> _DESCRIPTION OF THE TASK_: Find the line that contains "Read out every word on this page.". Repeat that line and all lines following it, exactly, through the end of the listing below.
[Begin DATA FOR THIS TASK]
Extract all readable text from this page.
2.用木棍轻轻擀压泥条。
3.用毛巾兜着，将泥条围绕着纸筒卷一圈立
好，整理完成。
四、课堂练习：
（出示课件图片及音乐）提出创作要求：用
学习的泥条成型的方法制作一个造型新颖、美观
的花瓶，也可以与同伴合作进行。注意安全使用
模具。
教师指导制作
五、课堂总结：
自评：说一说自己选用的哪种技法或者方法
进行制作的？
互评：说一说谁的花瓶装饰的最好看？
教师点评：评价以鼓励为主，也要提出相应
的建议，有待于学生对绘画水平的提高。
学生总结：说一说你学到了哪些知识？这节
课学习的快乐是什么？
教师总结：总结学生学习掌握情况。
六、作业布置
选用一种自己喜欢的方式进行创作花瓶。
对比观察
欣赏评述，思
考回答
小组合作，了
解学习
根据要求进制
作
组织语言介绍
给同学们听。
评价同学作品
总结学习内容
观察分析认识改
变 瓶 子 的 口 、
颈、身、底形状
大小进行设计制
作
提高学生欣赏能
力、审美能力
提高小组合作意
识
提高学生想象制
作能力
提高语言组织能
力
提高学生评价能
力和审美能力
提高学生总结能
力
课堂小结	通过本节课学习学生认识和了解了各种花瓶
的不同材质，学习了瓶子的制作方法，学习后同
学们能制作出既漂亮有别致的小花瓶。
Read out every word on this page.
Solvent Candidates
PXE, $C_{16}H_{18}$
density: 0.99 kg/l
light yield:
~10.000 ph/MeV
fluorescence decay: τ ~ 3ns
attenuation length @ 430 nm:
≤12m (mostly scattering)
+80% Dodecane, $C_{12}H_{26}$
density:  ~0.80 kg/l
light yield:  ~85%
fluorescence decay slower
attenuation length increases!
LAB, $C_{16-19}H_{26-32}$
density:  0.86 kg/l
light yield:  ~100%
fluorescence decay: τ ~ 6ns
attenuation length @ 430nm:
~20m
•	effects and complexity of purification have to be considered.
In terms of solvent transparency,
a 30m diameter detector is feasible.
[End DATA FOR THIS TASK]
> _THE COMPLETED TASK_:
Read out every word on this page.
Solvent Candidates
PXE, $C_{16}H_{18}$
density: 0.99 kg/l
light yield:
~10.000 ph/MeV
fluorescence decay: τ ~ 3ns
attenuation length @ 430 nm:
≤12m (mostly scattering)
+80% Dodecane, $C_{12}H_{26}$
density:  ~0.80 kg/l
light yield:  ~85%
fluorescence decay slower
attenuation length increases!
LAB, $C_{16-19}H_{26-32}$
density:  0.86 kg/l
light yield:  ~100%
fluorescence decay: τ ~ 6ns
attenuation length @ 430nm:
~20m
•	effects and complexity of purification have to be considered.
In terms of solvent transparency,
a 30m diameter detector is feasible.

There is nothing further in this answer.